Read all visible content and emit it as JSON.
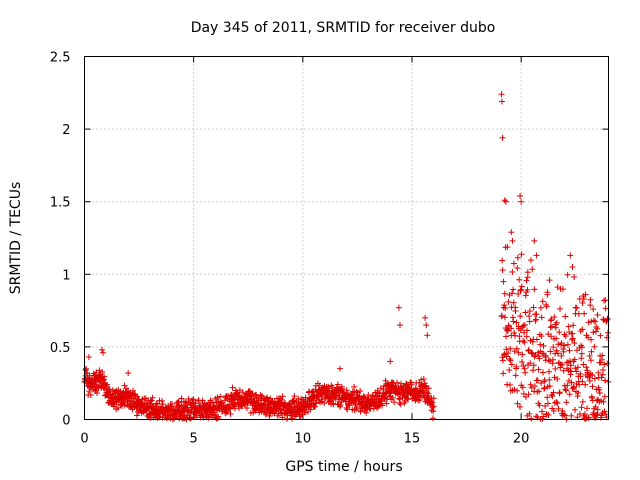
{
  "chart_data": {
    "type": "scatter",
    "title": "Day 345 of 2011, SRMTID for receiver dubo",
    "xlabel": "GPS time / hours",
    "ylabel": "SRMTID / TECUs",
    "xlim": [
      0,
      24
    ],
    "ylim": [
      0,
      2.5
    ],
    "xticks": [
      0,
      5,
      10,
      15,
      20
    ],
    "xtick_labels": [
      "0",
      "5",
      "10",
      "15",
      "20"
    ],
    "yticks": [
      0,
      0.5,
      1,
      1.5,
      2,
      2.5
    ],
    "ytick_labels": [
      "0",
      "0.5",
      "1",
      "1.5",
      "2",
      "2.5"
    ],
    "grid": true,
    "marker": "+",
    "series_color": "#e00000",
    "trend": [
      [
        0.0,
        0.3
      ],
      [
        0.3,
        0.22
      ],
      [
        0.8,
        0.28
      ],
      [
        1.2,
        0.14
      ],
      [
        2.0,
        0.16
      ],
      [
        2.5,
        0.09
      ],
      [
        3.5,
        0.06
      ],
      [
        4.5,
        0.06
      ],
      [
        5.5,
        0.06
      ],
      [
        6.5,
        0.1
      ],
      [
        7.0,
        0.16
      ],
      [
        8.0,
        0.1
      ],
      [
        9.0,
        0.09
      ],
      [
        10.0,
        0.07
      ],
      [
        10.5,
        0.16
      ],
      [
        11.0,
        0.18
      ],
      [
        12.0,
        0.16
      ],
      [
        13.0,
        0.1
      ],
      [
        14.0,
        0.2
      ],
      [
        15.0,
        0.18
      ],
      [
        15.5,
        0.22
      ],
      [
        16.0,
        0.08
      ],
      [
        16.3,
        null
      ],
      [
        19.0,
        null
      ],
      [
        19.1,
        0.75
      ],
      [
        19.6,
        0.6
      ],
      [
        20.0,
        0.62
      ],
      [
        21.0,
        0.4
      ],
      [
        22.0,
        0.42
      ],
      [
        23.0,
        0.35
      ],
      [
        24.0,
        0.3
      ]
    ],
    "spikes": [
      [
        19.1,
        2.24
      ],
      [
        19.12,
        2.19
      ],
      [
        19.15,
        1.94
      ],
      [
        19.25,
        1.51
      ],
      [
        19.3,
        1.5
      ],
      [
        19.55,
        1.29
      ],
      [
        19.6,
        1.23
      ],
      [
        19.95,
        1.54
      ],
      [
        20.0,
        1.5
      ],
      [
        20.6,
        1.23
      ],
      [
        20.7,
        1.13
      ],
      [
        22.25,
        1.13
      ],
      [
        22.35,
        1.05
      ],
      [
        14.4,
        0.77
      ],
      [
        14.45,
        0.65
      ],
      [
        15.6,
        0.7
      ],
      [
        15.65,
        0.65
      ],
      [
        15.7,
        0.58
      ],
      [
        0.8,
        0.48
      ],
      [
        0.85,
        0.46
      ],
      [
        0.2,
        0.43
      ],
      [
        23.3,
        0.76
      ],
      [
        23.5,
        0.72
      ],
      [
        21.2,
        0.86
      ],
      [
        20.3,
        0.98
      ],
      [
        22.8,
        0.62
      ],
      [
        23.2,
        0.55
      ],
      [
        2.0,
        0.32
      ],
      [
        14.0,
        0.4
      ],
      [
        11.7,
        0.35
      ]
    ]
  }
}
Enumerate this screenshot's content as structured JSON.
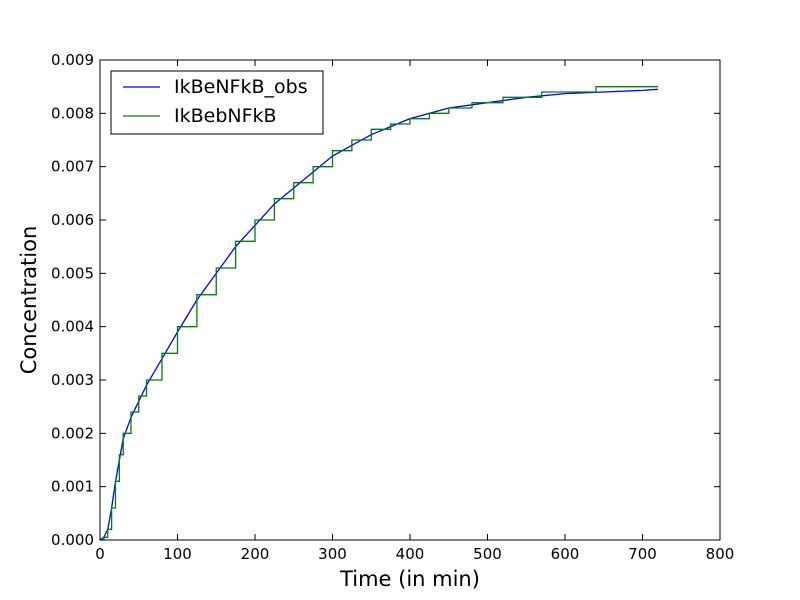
{
  "chart_data": {
    "type": "line",
    "title": "",
    "xlabel": "Time (in min)",
    "ylabel": "Concentration",
    "xlim": [
      0,
      800
    ],
    "ylim": [
      0,
      0.009
    ],
    "x_ticks": [
      0,
      100,
      200,
      300,
      400,
      500,
      600,
      700,
      800
    ],
    "x_tick_labels": [
      "0",
      "100",
      "200",
      "300",
      "400",
      "500",
      "600",
      "700",
      "800"
    ],
    "y_ticks": [
      0,
      0.001,
      0.002,
      0.003,
      0.004,
      0.005,
      0.006,
      0.007,
      0.008,
      0.009
    ],
    "y_tick_labels": [
      "0.000",
      "0.001",
      "0.002",
      "0.003",
      "0.004",
      "0.005",
      "0.006",
      "0.007",
      "0.008",
      "0.009"
    ],
    "grid": false,
    "legend_position": "top-left",
    "series": [
      {
        "name": "IkBeNFkB_obs",
        "color": "#0000ff",
        "style": "line",
        "x": [
          0,
          5,
          10,
          15,
          20,
          25,
          30,
          40,
          50,
          60,
          80,
          100,
          125,
          150,
          175,
          200,
          225,
          250,
          275,
          300,
          350,
          400,
          450,
          500,
          550,
          600,
          650,
          700,
          720
        ],
        "y": [
          0,
          5e-05,
          0.0002,
          0.0006,
          0.0011,
          0.0015,
          0.0019,
          0.0023,
          0.0026,
          0.0029,
          0.0034,
          0.0039,
          0.0045,
          0.005,
          0.0055,
          0.0059,
          0.0063,
          0.0066,
          0.0069,
          0.0072,
          0.0076,
          0.0079,
          0.0081,
          0.0082,
          0.0083,
          0.00837,
          0.0084,
          0.00843,
          0.00845
        ]
      },
      {
        "name": "IkBebNFkB",
        "color": "#008000",
        "style": "step",
        "x": [
          0,
          5,
          10,
          15,
          20,
          25,
          30,
          40,
          50,
          60,
          80,
          100,
          125,
          150,
          175,
          200,
          225,
          250,
          275,
          300,
          325,
          350,
          375,
          400,
          425,
          450,
          480,
          520,
          570,
          640,
          720
        ],
        "y": [
          0,
          5e-05,
          0.0002,
          0.0006,
          0.0011,
          0.0016,
          0.002,
          0.0024,
          0.0027,
          0.003,
          0.0035,
          0.004,
          0.0046,
          0.0051,
          0.0056,
          0.006,
          0.0064,
          0.0067,
          0.007,
          0.0073,
          0.0075,
          0.0077,
          0.0078,
          0.0079,
          0.008,
          0.0081,
          0.0082,
          0.0083,
          0.0084,
          0.0085,
          0.0085
        ]
      }
    ]
  }
}
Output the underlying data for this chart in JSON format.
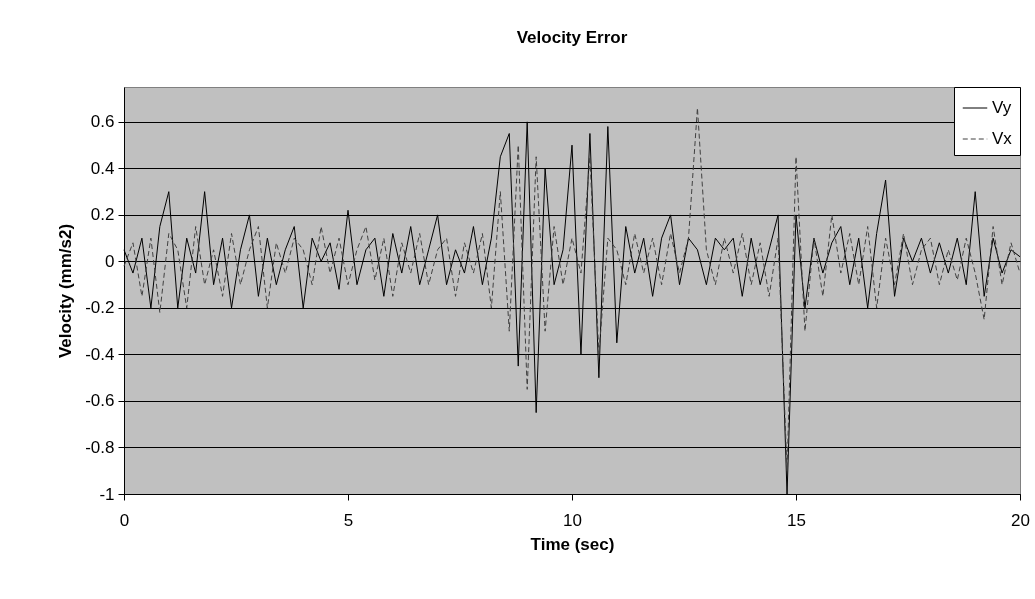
{
  "chart_data": {
    "type": "line",
    "title": "Velocity Error",
    "xlabel": "Time (sec)",
    "ylabel": "Velocity (mm/s2)",
    "x": [
      0,
      0.2,
      0.4,
      0.6,
      0.8,
      1,
      1.2,
      1.4,
      1.6,
      1.8,
      2,
      2.2,
      2.4,
      2.6,
      2.8,
      3,
      3.2,
      3.4,
      3.6,
      3.8,
      4,
      4.2,
      4.4,
      4.6,
      4.8,
      5,
      5.2,
      5.4,
      5.6,
      5.8,
      6,
      6.2,
      6.4,
      6.6,
      6.8,
      7,
      7.2,
      7.4,
      7.6,
      7.8,
      8,
      8.2,
      8.4,
      8.6,
      8.8,
      9,
      9.2,
      9.4,
      9.6,
      9.8,
      10,
      10.2,
      10.4,
      10.6,
      10.8,
      11,
      11.2,
      11.4,
      11.6,
      11.8,
      12,
      12.2,
      12.4,
      12.6,
      12.8,
      13,
      13.2,
      13.4,
      13.6,
      13.8,
      14,
      14.2,
      14.4,
      14.6,
      14.8,
      15,
      15.2,
      15.4,
      15.6,
      15.8,
      16,
      16.2,
      16.4,
      16.6,
      16.8,
      17,
      17.2,
      17.4,
      17.6,
      17.8,
      18,
      18.2,
      18.4,
      18.6,
      18.8,
      19,
      19.2,
      19.4,
      19.6,
      19.8,
      20
    ],
    "series": [
      {
        "name": "Vy",
        "color": "#000000",
        "line_style": "solid",
        "values": [
          0.05,
          -0.05,
          0.1,
          -0.2,
          0.15,
          0.3,
          -0.2,
          0.1,
          -0.05,
          0.3,
          -0.1,
          0.1,
          -0.2,
          0.05,
          0.2,
          -0.15,
          0.1,
          -0.1,
          0.05,
          0.15,
          -0.2,
          0.1,
          0,
          0.08,
          -0.12,
          0.22,
          -0.1,
          0.05,
          0.1,
          -0.15,
          0.12,
          -0.05,
          0.15,
          -0.1,
          0.05,
          0.2,
          -0.1,
          0.05,
          -0.05,
          0.15,
          -0.1,
          0.1,
          0.45,
          0.55,
          -0.45,
          0.6,
          -0.65,
          0.4,
          -0.1,
          0.05,
          0.5,
          -0.4,
          0.55,
          -0.5,
          0.58,
          -0.35,
          0.15,
          -0.05,
          0.1,
          -0.15,
          0.1,
          0.2,
          -0.1,
          0.1,
          0.05,
          -0.1,
          0.1,
          0.05,
          0.1,
          -0.15,
          0.1,
          -0.1,
          0.05,
          0.2,
          -1,
          0.2,
          -0.2,
          0.1,
          -0.05,
          0.08,
          0.15,
          -0.1,
          0.1,
          -0.2,
          0.12,
          0.35,
          -0.15,
          0.1,
          0,
          0.1,
          -0.05,
          0.08,
          -0.05,
          0.1,
          -0.1,
          0.3,
          -0.15,
          0.1,
          -0.05,
          0.05,
          0.02
        ]
      },
      {
        "name": "Vx",
        "color": "#404040",
        "line_style": "dashed",
        "values": [
          -0.02,
          0.08,
          -0.15,
          0.1,
          -0.22,
          0.12,
          0.05,
          -0.2,
          0.15,
          -0.1,
          0.05,
          -0.15,
          0.12,
          -0.1,
          0.05,
          0.15,
          -0.2,
          0.08,
          -0.05,
          0.1,
          0.05,
          -0.1,
          0.15,
          -0.05,
          0.1,
          -0.1,
          0.05,
          0.15,
          -0.08,
          0.1,
          -0.15,
          0.08,
          -0.05,
          0.12,
          -0.1,
          0.05,
          0.1,
          -0.15,
          0.08,
          -0.05,
          0.12,
          -0.2,
          0.3,
          -0.3,
          0.5,
          -0.55,
          0.45,
          -0.3,
          0.15,
          -0.1,
          0.1,
          -0.05,
          0.45,
          -0.4,
          0.1,
          0.05,
          -0.1,
          0.12,
          -0.05,
          0.1,
          -0.1,
          0.12,
          -0.05,
          0.1,
          0.66,
          0.05,
          -0.1,
          0.1,
          -0.05,
          0.12,
          -0.1,
          0.08,
          -0.15,
          0.1,
          -0.9,
          0.45,
          -0.3,
          0.1,
          -0.15,
          0.2,
          -0.05,
          0.12,
          -0.1,
          0.15,
          -0.2,
          0.1,
          -0.1,
          0.12,
          -0.1,
          0.05,
          0.1,
          -0.1,
          0.05,
          -0.08,
          0.1,
          -0.05,
          -0.25,
          0.15,
          -0.1,
          0.08,
          -0.05
        ]
      }
    ],
    "xlim": [
      0,
      20
    ],
    "xticks": [
      0,
      5,
      10,
      15,
      20
    ],
    "ylim": [
      -1,
      0.75
    ],
    "yticks": [
      -1,
      -0.8,
      -0.6,
      -0.4,
      -0.2,
      0,
      0.2,
      0.4,
      0.6
    ],
    "grid": "y",
    "legend": "top right",
    "marker": "none"
  }
}
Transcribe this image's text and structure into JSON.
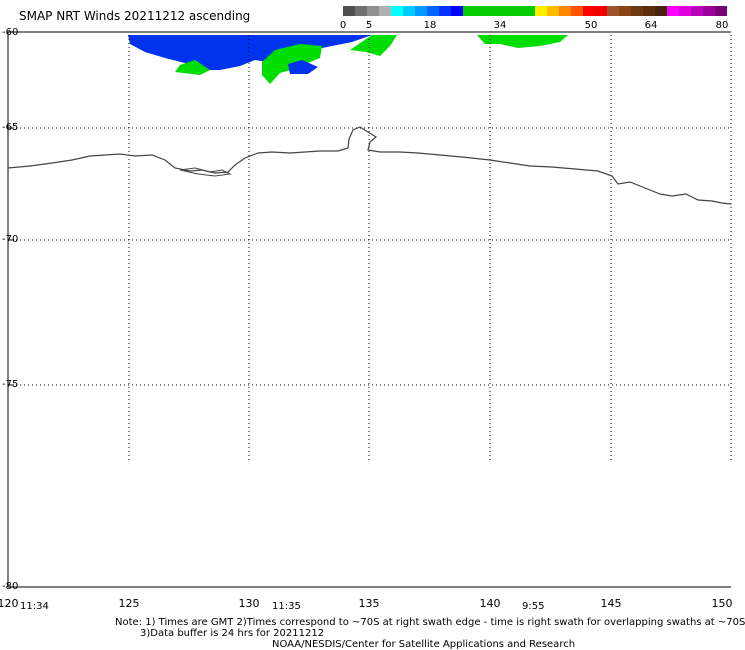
{
  "title": "SMAP NRT Winds 20211212 ascending",
  "colorbar": {
    "labels": [
      "0",
      "5",
      "18",
      "34",
      "50",
      "64",
      "80"
    ],
    "segments": [
      {
        "color": "#505050"
      },
      {
        "color": "#707070"
      },
      {
        "color": "#909090"
      },
      {
        "color": "#b0b0b0"
      },
      {
        "color": "#00ffff"
      },
      {
        "color": "#00ccff"
      },
      {
        "color": "#0099ff"
      },
      {
        "color": "#0066ff"
      },
      {
        "color": "#0033ff"
      },
      {
        "color": "#0000ff"
      },
      {
        "color": "#00cc00"
      },
      {
        "color": "#00cc00"
      },
      {
        "color": "#00cc00"
      },
      {
        "color": "#00cc00"
      },
      {
        "color": "#00cc00"
      },
      {
        "color": "#00cc00"
      },
      {
        "color": "#ffee00"
      },
      {
        "color": "#ffbb00"
      },
      {
        "color": "#ff8800"
      },
      {
        "color": "#ff5500"
      },
      {
        "color": "#ff0000"
      },
      {
        "color": "#ee0000"
      },
      {
        "color": "#a0522d"
      },
      {
        "color": "#8b4513"
      },
      {
        "color": "#6b3a10"
      },
      {
        "color": "#5a2d0c"
      },
      {
        "color": "#4a240a"
      },
      {
        "color": "#ff00ff"
      },
      {
        "color": "#dd00dd"
      },
      {
        "color": "#bb00bb"
      },
      {
        "color": "#990099"
      },
      {
        "color": "#770077"
      }
    ]
  },
  "axes": {
    "lat_labels": [
      "-60",
      "-65",
      "-70",
      "-75",
      "-80"
    ],
    "lon_labels": [
      "120",
      "125",
      "130",
      "135",
      "140",
      "145",
      "150"
    ]
  },
  "times": [
    "11:34",
    "11:35",
    "9:55"
  ],
  "notes": {
    "line1": "Note: 1) Times are GMT 2)Times correspond to ~70S at right swath edge - time is right swath for overlapping swaths at ~70S",
    "line2": "3)Data buffer is 24 hrs for 20211212",
    "line3": "NOAA/NESDIS/Center for Satellite Applications and Research"
  }
}
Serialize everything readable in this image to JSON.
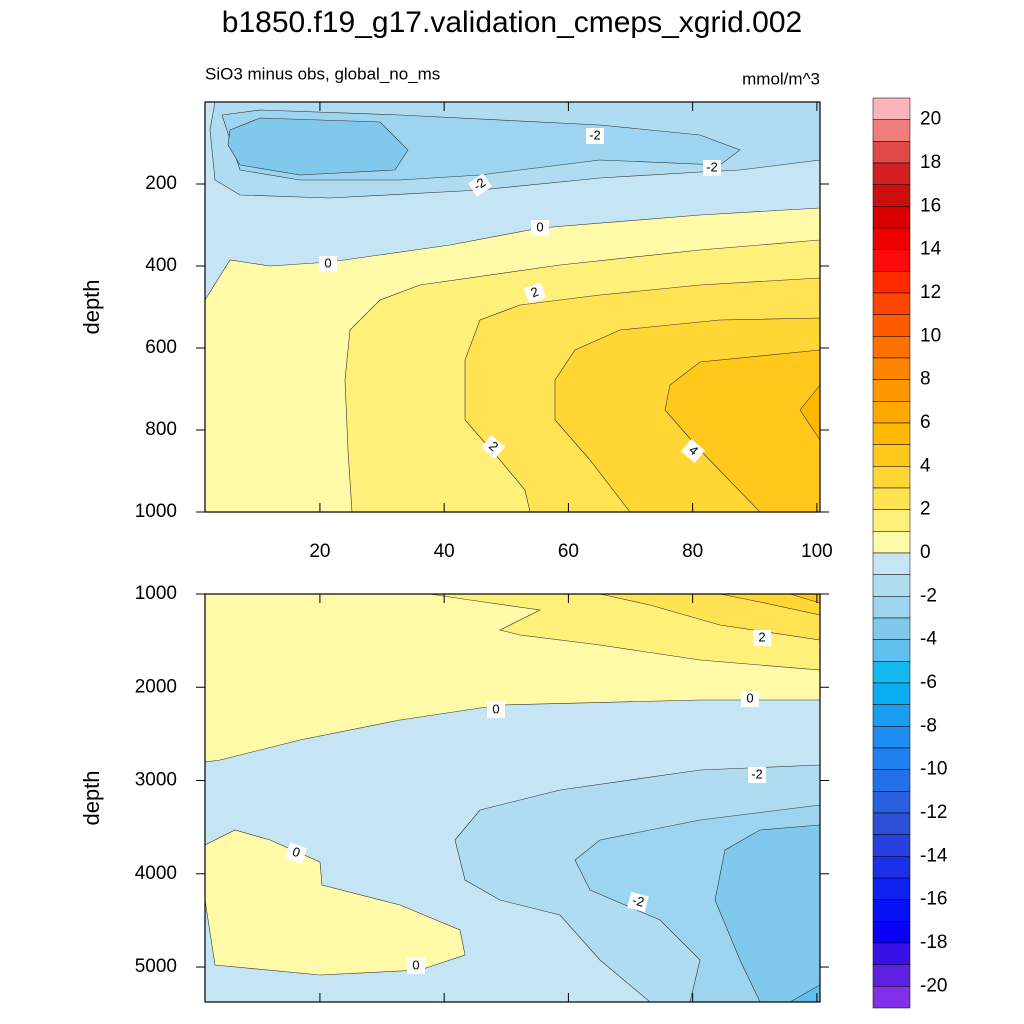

> Task prompt
Using the listing above, pick out each line that contains the word "JSON", then copy it.

> The response
Read all visible content and emit it as JSON.
Enumerate this screenshot's content as structured JSON.
Output the underlying data for this chart in JSON format.
Transcribe this image's text and structure into JSON.
Serialize everything readable in this image to JSON.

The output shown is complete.